**TASK PROMPT**: Scan the data below and report how many lines include the word "entrega". Nothing else is wanted.
──────── ROWS ────────
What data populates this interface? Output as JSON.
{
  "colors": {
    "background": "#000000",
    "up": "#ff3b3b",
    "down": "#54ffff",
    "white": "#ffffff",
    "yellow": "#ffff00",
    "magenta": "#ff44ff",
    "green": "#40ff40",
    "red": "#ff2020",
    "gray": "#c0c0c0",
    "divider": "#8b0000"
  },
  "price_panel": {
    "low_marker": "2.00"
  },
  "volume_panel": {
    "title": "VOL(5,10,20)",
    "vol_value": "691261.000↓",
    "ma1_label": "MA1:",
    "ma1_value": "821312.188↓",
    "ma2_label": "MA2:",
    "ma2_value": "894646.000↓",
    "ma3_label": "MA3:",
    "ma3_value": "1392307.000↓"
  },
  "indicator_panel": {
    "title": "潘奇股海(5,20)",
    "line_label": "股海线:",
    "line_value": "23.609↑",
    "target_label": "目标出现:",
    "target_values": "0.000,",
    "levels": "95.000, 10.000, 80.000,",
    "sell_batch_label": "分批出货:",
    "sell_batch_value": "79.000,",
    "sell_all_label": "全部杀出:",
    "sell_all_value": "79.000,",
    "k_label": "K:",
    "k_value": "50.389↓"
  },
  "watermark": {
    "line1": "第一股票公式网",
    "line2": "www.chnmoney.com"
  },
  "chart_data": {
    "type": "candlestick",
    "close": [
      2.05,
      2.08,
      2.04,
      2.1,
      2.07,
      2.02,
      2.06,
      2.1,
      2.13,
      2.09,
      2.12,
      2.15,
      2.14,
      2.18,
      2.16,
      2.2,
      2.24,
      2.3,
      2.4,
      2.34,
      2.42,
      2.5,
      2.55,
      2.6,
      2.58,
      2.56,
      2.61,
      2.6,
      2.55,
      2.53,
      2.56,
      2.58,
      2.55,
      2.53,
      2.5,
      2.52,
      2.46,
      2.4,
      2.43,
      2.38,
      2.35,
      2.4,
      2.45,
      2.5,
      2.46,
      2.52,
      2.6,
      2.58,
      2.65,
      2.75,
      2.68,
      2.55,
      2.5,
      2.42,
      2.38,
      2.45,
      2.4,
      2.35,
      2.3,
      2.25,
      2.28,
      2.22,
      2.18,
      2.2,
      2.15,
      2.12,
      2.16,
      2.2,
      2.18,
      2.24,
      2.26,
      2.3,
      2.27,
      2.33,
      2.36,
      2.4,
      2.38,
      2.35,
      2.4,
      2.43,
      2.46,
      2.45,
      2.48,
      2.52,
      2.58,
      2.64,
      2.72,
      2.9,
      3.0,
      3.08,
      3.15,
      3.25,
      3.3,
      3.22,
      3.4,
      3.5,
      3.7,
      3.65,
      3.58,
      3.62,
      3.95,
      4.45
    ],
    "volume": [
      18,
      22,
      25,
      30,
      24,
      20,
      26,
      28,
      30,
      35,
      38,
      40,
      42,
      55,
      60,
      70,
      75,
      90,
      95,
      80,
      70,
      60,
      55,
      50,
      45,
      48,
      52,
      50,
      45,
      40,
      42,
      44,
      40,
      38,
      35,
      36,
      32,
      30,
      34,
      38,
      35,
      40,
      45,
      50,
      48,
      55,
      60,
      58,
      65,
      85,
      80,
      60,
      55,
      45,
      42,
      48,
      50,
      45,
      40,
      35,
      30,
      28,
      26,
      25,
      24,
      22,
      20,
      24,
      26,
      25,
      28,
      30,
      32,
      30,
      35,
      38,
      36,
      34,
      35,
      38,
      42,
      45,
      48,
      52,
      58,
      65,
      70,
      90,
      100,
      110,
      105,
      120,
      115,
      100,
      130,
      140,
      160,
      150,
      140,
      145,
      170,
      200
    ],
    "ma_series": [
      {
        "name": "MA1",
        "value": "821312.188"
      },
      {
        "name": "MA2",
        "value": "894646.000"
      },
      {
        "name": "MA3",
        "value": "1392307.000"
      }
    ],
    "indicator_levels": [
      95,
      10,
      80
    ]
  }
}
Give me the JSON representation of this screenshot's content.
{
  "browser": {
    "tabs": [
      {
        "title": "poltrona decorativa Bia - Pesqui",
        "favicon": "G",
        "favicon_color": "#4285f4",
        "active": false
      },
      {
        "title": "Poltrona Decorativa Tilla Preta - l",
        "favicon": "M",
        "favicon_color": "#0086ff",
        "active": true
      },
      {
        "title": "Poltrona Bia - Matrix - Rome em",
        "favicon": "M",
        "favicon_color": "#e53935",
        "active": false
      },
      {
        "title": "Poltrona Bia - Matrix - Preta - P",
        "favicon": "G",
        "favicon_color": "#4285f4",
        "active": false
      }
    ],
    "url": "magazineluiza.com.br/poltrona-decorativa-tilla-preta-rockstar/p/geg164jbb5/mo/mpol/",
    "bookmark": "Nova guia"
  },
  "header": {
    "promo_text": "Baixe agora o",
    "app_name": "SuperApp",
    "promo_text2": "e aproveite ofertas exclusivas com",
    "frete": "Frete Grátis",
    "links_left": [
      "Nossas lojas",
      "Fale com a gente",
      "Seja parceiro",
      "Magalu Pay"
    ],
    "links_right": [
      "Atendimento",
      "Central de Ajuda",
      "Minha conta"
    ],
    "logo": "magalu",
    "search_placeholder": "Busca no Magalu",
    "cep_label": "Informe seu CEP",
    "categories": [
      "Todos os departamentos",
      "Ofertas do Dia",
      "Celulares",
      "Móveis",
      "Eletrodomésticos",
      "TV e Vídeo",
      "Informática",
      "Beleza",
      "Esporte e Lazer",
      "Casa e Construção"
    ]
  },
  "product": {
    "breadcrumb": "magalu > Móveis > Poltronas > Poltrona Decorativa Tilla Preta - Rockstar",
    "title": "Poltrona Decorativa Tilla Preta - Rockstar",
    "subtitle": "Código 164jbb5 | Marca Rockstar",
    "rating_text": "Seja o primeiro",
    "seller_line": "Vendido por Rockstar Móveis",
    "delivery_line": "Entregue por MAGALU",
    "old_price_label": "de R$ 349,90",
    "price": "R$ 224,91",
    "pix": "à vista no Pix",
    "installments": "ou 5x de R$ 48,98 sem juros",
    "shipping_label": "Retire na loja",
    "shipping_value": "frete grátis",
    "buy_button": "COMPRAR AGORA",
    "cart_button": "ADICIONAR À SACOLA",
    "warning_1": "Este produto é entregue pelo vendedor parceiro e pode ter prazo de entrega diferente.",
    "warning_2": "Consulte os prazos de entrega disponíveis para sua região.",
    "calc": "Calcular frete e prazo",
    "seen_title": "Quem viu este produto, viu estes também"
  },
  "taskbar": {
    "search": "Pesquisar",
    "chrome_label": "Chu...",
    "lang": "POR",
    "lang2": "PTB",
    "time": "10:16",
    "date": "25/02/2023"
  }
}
────────
**SOLUTION TO THIS PROBLEM**: 2